• **TASK GOAL**
Transcribe the records word for word, from the line with "Decompose this screenshot" to the line with "- y-tick-label: 1.2: [59, 173, 77, 188]".

• **DATA LISTING**
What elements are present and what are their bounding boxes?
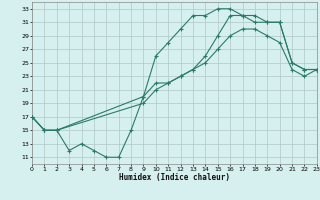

---

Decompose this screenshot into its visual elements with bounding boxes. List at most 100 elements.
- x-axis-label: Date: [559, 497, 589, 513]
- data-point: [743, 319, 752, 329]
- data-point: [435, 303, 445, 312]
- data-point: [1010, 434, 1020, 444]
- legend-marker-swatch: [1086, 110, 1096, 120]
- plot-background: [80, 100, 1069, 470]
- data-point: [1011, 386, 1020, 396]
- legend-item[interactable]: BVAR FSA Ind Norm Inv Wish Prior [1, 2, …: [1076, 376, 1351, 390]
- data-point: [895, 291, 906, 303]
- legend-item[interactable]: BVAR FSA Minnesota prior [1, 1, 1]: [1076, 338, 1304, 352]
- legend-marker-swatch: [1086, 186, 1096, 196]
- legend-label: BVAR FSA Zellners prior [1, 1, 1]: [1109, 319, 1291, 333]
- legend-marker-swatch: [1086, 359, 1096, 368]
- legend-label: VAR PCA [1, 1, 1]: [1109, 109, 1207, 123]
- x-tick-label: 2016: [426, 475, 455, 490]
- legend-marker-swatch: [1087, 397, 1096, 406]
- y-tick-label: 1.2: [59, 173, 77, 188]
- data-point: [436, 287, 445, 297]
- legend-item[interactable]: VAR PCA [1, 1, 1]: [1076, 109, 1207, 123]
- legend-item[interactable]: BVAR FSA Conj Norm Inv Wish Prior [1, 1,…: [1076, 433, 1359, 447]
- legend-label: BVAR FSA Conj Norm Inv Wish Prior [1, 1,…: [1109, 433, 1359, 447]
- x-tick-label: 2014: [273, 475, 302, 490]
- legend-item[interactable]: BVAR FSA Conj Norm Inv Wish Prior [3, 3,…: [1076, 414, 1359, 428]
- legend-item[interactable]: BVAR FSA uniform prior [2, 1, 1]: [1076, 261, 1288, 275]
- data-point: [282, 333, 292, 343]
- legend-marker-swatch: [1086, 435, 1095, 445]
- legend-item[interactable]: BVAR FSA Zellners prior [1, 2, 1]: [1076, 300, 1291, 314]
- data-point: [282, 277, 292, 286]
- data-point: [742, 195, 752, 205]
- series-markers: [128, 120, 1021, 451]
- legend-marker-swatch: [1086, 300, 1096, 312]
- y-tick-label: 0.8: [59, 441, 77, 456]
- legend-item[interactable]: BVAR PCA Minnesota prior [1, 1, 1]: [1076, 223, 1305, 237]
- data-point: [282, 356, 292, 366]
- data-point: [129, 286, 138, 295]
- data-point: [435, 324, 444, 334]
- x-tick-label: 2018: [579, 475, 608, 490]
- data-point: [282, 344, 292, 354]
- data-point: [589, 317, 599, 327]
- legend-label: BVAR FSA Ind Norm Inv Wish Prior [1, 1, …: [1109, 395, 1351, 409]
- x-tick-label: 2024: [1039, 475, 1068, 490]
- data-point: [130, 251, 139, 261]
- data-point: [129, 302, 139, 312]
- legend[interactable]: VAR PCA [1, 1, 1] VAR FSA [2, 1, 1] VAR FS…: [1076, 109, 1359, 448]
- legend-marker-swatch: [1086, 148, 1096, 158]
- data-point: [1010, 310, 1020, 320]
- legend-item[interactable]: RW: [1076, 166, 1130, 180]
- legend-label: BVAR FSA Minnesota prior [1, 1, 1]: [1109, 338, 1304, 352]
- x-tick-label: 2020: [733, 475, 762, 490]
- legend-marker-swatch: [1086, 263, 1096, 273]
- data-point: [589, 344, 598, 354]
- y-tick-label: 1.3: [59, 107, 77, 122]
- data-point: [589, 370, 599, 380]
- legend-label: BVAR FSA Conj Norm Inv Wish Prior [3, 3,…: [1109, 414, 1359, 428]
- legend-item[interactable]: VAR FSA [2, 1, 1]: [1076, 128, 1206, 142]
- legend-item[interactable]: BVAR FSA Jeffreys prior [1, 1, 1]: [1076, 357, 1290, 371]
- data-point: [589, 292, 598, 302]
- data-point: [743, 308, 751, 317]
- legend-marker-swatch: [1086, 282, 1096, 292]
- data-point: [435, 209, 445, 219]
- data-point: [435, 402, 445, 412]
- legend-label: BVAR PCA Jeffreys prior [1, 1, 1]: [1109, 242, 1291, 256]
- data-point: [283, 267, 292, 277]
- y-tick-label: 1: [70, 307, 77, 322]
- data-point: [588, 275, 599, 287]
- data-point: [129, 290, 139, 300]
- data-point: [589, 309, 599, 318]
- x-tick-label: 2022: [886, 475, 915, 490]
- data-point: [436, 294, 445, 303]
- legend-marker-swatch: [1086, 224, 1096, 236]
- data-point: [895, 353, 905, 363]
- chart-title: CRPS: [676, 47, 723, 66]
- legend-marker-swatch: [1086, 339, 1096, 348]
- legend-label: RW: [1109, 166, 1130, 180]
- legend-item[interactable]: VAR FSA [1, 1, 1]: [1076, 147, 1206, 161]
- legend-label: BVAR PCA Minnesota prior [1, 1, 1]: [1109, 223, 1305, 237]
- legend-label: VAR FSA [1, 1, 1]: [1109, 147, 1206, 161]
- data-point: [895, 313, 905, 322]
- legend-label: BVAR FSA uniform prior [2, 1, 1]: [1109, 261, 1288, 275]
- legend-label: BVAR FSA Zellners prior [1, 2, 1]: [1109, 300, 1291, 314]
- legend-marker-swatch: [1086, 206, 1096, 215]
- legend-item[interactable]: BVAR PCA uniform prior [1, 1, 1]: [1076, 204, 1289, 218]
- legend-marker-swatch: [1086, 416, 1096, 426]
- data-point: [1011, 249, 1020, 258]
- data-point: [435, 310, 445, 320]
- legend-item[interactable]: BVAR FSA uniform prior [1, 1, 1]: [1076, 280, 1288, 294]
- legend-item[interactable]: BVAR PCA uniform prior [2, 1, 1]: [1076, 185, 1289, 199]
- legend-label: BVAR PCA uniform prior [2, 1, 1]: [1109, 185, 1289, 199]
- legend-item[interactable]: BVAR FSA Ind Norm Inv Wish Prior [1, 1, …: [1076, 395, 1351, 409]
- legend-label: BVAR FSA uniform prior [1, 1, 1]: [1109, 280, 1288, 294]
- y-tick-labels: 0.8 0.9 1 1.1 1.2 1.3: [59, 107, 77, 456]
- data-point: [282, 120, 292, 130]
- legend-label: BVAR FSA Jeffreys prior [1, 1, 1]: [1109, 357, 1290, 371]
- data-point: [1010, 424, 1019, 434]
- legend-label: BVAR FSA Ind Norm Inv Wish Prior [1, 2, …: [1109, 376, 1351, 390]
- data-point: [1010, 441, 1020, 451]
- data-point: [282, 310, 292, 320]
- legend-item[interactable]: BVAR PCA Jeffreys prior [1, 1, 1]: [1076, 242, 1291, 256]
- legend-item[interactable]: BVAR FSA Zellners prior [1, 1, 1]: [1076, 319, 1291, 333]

• **SOLVED PROBLEM**
Decompose this screenshot into its visual elements with bounding boxes. List at most 100 elements.
- x-axis-label: Date: [559, 497, 589, 513]
- data-point: [743, 319, 752, 329]
- data-point: [435, 303, 445, 312]
- data-point: [1010, 434, 1020, 444]
- legend-marker-swatch: [1086, 110, 1096, 120]
- plot-background: [80, 100, 1069, 470]
- data-point: [1011, 386, 1020, 396]
- legend-item[interactable]: BVAR FSA Ind Norm Inv Wish Prior [1, 2, …: [1076, 376, 1351, 390]
- data-point: [895, 291, 906, 303]
- legend-item[interactable]: BVAR FSA Minnesota prior [1, 1, 1]: [1076, 338, 1304, 352]
- legend-marker-swatch: [1086, 186, 1096, 196]
- legend-label: BVAR FSA Zellners prior [1, 1, 1]: [1109, 319, 1291, 333]
- legend-marker-swatch: [1086, 359, 1096, 368]
- legend-label: VAR PCA [1, 1, 1]: [1109, 109, 1207, 123]
- x-tick-label: 2016: [426, 475, 455, 490]
- legend-marker-swatch: [1087, 397, 1096, 406]
- y-tick-label: 1.2: [59, 173, 77, 188]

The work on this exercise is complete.